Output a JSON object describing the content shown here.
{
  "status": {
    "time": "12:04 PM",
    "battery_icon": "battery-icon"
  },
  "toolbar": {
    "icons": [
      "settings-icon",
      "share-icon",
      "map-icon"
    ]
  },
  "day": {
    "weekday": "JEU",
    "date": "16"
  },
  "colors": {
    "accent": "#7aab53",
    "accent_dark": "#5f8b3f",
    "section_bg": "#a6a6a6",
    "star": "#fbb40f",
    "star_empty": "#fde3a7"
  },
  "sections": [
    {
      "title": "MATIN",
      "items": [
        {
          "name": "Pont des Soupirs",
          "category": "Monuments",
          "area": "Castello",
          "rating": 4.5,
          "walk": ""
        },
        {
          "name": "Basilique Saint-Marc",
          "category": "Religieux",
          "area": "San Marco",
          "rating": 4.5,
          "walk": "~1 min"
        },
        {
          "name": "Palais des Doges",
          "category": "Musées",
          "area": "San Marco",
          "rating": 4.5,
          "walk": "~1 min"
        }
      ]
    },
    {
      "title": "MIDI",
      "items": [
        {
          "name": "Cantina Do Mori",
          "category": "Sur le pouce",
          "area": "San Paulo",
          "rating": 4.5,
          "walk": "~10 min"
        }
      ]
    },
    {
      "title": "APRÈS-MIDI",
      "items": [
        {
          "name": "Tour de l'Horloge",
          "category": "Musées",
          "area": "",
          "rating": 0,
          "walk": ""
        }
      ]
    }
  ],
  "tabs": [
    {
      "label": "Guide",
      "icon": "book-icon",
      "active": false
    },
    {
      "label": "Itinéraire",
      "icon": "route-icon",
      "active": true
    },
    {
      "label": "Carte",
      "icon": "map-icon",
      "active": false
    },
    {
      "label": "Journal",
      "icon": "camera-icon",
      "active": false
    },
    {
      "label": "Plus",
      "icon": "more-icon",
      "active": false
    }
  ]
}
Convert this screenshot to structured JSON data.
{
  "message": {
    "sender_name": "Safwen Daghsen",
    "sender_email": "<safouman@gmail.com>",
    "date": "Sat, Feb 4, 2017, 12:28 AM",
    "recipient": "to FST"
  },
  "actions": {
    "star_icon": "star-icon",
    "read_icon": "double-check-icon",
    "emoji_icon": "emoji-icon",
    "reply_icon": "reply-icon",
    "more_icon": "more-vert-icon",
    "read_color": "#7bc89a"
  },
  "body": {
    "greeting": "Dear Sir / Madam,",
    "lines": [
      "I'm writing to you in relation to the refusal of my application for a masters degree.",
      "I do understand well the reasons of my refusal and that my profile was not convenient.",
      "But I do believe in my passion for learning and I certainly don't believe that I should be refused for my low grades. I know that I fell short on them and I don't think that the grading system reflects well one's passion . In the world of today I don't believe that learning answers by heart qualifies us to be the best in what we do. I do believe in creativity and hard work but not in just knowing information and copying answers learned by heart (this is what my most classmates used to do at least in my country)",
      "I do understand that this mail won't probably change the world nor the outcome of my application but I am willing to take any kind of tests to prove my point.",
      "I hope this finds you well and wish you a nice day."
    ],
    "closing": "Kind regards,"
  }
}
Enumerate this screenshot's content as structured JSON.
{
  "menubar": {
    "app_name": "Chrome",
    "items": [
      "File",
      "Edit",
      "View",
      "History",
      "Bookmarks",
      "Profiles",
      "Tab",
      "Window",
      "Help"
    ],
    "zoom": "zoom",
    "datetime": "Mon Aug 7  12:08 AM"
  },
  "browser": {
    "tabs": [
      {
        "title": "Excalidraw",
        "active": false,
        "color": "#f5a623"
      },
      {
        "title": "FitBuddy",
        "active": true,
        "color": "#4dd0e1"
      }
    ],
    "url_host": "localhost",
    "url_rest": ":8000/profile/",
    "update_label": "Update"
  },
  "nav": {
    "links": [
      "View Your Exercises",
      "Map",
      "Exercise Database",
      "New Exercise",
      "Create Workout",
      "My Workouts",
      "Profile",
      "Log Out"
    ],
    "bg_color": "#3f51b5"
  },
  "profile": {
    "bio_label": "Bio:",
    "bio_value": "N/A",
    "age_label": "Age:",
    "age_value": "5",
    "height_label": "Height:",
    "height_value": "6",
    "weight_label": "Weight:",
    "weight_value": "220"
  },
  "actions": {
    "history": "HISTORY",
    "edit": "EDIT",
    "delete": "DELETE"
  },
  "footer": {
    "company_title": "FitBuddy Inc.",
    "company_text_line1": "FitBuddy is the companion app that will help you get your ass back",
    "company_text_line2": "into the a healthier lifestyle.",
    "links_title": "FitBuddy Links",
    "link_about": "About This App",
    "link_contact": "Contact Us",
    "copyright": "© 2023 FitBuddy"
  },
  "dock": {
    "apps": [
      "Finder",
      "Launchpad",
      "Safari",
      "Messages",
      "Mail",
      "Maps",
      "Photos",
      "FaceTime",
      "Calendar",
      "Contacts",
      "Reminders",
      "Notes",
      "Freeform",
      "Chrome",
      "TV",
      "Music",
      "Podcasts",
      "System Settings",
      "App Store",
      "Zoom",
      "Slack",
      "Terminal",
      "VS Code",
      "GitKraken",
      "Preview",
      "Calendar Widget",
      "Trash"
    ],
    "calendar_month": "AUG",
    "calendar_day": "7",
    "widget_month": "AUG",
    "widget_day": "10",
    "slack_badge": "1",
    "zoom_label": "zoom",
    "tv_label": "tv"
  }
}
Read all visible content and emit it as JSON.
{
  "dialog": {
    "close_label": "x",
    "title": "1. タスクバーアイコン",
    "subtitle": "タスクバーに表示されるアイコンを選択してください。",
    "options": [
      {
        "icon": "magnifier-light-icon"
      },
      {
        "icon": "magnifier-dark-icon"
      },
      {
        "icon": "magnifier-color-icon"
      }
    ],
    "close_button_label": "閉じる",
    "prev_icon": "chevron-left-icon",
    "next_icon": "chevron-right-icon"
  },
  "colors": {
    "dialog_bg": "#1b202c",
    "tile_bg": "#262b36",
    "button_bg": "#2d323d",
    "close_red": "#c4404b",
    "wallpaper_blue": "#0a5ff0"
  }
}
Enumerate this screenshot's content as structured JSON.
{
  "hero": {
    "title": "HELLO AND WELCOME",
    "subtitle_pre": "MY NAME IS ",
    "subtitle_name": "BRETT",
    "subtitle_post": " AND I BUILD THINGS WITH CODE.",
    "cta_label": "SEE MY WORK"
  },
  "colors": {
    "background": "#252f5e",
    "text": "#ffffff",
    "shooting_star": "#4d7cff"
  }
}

.....

◆ **Objective**
Restate the listing above word for word.

◆ **Task response**
Output a JSON object describing the content shown here.
{
  "status": {
    "time": "12:04 PM",
    "battery_icon": "battery-icon"
  },
  "toolbar": {
    "icons": [
      "settings-icon",
      "share-icon",
      "map-icon"
    ]
  },
  "day": {
    "weekday": "JEU",
    "date": "16"
  },
  "colors": {
    "accent": "#7aab53",
    "accent_dark": "#5f8b3f",
    "section_bg": "#a6a6a6",
    "star": "#fbb40f",
    "star_empty": "#fde3a7"
  },
  "sections": [
    {
      "title": "MATIN",
      "items": [
        {
          "name": "Pont des Soupirs",
          "category": "Monuments",
          "area": "Castello",
          "rating": 4.5,
          "walk": ""
        },
        {
          "name": "Basilique Saint-Marc",
          "category": "Religieux",
          "area": "San Marco",
          "rating": 4.5,
          "walk": "~1 min"
        },
        {
          "name": "Palais des Doges",
          "category": "Musées",
          "area": "San Marco",
          "rating": 4.5,
          "walk": "~1 min"
        }
      ]
    },
    {
      "title": "MIDI",
      "items": [
        {
          "name": "Cantina Do Mori",
          "category": "Sur le pouce",
          "area": "San Paulo",
          "rating": 4.5,
          "walk": "~10 min"
        }
      ]
    },
    {
      "title": "APRÈS-MIDI",
      "items": [
        {
          "name": "Tour de l'Horloge",
          "category": "Musées",
          "area": "",
          "rating": 0,
          "walk": ""
        }
      ]
    }
  ],
  "tabs": [
    {
      "label": "Guide",
      "icon": "book-icon",
      "active": false
    },
    {
      "label": "Itinéraire",
      "icon": "route-icon",
      "active": true
    },
    {
      "label": "Carte",
      "icon": "map-icon",
      "active": false
    },
    {
      "label": "Journal",
      "icon": "camera-icon",
      "active": false
    },
    {
      "label": "Plus",
      "icon": "more-icon",
      "active": false
    }
  ]
}
Convert this screenshot to structured JSON data.
{
  "message": {
    "sender_name": "Safwen Daghsen",
    "sender_email": "<safouman@gmail.com>",
    "date": "Sat, Feb 4, 2017, 12:28 AM",
    "recipient": "to FST"
  },
  "actions": {
    "star_icon": "star-icon",
    "read_icon": "double-check-icon",
    "emoji_icon": "emoji-icon",
    "reply_icon": "reply-icon",
    "more_icon": "more-vert-icon",
    "read_color": "#7bc89a"
  },
  "body": {
    "greeting": "Dear Sir / Madam,",
    "lines": [
      "I'm writing to you in relation to the refusal of my application for a masters degree.",
      "I do understand well the reasons of my refusal and that my profile was not convenient.",
      "But I do believe in my passion for learning and I certainly don't believe that I should be refused for my low grades. I know that I fell short on them and I don't think that the grading system reflects well one's passion . In the world of today I don't believe that learning answers by heart qualifies us to be the best in what we do. I do believe in creativity and hard work but not in just knowing information and copying answers learned by heart (this is what my most classmates used to do at least in my country)",
      "I do understand that this mail won't probably change the world nor the outcome of my application but I am willing to take any kind of tests to prove my point.",
      "I hope this finds you well and wish you a nice day."
    ],
    "closing": "Kind regards,"
  }
}
Enumerate this screenshot's content as structured JSON.
{
  "menubar": {
    "app_name": "Chrome",
    "items": [
      "File",
      "Edit",
      "View",
      "History",
      "Bookmarks",
      "Profiles",
      "Tab",
      "Window",
      "Help"
    ],
    "zoom": "zoom",
    "datetime": "Mon Aug 7  12:08 AM"
  },
  "browser": {
    "tabs": [
      {
        "title": "Excalidraw",
        "active": false,
        "color": "#f5a623"
      },
      {
        "title": "FitBuddy",
        "active": true,
        "color": "#4dd0e1"
      }
    ],
    "url_host": "localhost",
    "url_rest": ":8000/profile/",
    "update_label": "Update"
  },
  "nav": {
    "links": [
      "View Your Exercises",
      "Map",
      "Exercise Database",
      "New Exercise",
      "Create Workout",
      "My Workouts",
      "Profile",
      "Log Out"
    ],
    "bg_color": "#3f51b5"
  },
  "profile": {
    "bio_label": "Bio:",
    "bio_value": "N/A",
    "age_label": "Age:",
    "age_value": "5",
    "height_label": "Height:",
    "height_value": "6",
    "weight_label": "Weight:",
    "weight_value": "220"
  },
  "actions": {
    "history": "HISTORY",
    "edit": "EDIT",
    "delete": "DELETE"
  },
  "footer": {
    "company_title": "FitBuddy Inc.",
    "company_text_line1": "FitBuddy is the companion app that will help you get your ass back",
    "company_text_line2": "into the a healthier lifestyle.",
    "links_title": "FitBuddy Links",
    "link_about": "About This App",
    "link_contact": "Contact Us",
    "copyright": "© 2023 FitBuddy"
  },
  "dock": {
    "apps": [
      "Finder",
      "Launchpad",
      "Safari",
      "Messages",
      "Mail",
      "Maps",
      "Photos",
      "FaceTime",
      "Calendar",
      "Contacts",
      "Reminders",
      "Notes",
      "Freeform",
      "Chrome",
      "TV",
      "Music",
      "Podcasts",
      "System Settings",
      "App Store",
      "Zoom",
      "Slack",
      "Terminal",
      "VS Code",
      "GitKraken",
      "Preview",
      "Calendar Widget",
      "Trash"
    ],
    "calendar_month": "AUG",
    "calendar_day": "7",
    "widget_month": "AUG",
    "widget_day": "10",
    "slack_badge": "1",
    "zoom_label": "zoom",
    "tv_label": "tv"
  }
}
Read all visible content and emit it as JSON.
{
  "dialog": {
    "close_label": "x",
    "title": "1. タスクバーアイコン",
    "subtitle": "タスクバーに表示されるアイコンを選択してください。",
    "options": [
      {
        "icon": "magnifier-light-icon"
      },
      {
        "icon": "magnifier-dark-icon"
      },
      {
        "icon": "magnifier-color-icon"
      }
    ],
    "close_button_label": "閉じる",
    "prev_icon": "chevron-left-icon",
    "next_icon": "chevron-right-icon"
  },
  "colors": {
    "dialog_bg": "#1b202c",
    "tile_bg": "#262b36",
    "button_bg": "#2d323d",
    "close_red": "#c4404b",
    "wallpaper_blue": "#0a5ff0"
  }
}
Enumerate this screenshot's content as structured JSON.
{
  "hero": {
    "title": "HELLO AND WELCOME",
    "subtitle_pre": "MY NAME IS ",
    "subtitle_name": "BRETT",
    "subtitle_post": " AND I BUILD THINGS WITH CODE.",
    "cta_label": "SEE MY WORK"
  },
  "colors": {
    "background": "#252f5e",
    "text": "#ffffff",
    "shooting_star": "#4d7cff"
  }
}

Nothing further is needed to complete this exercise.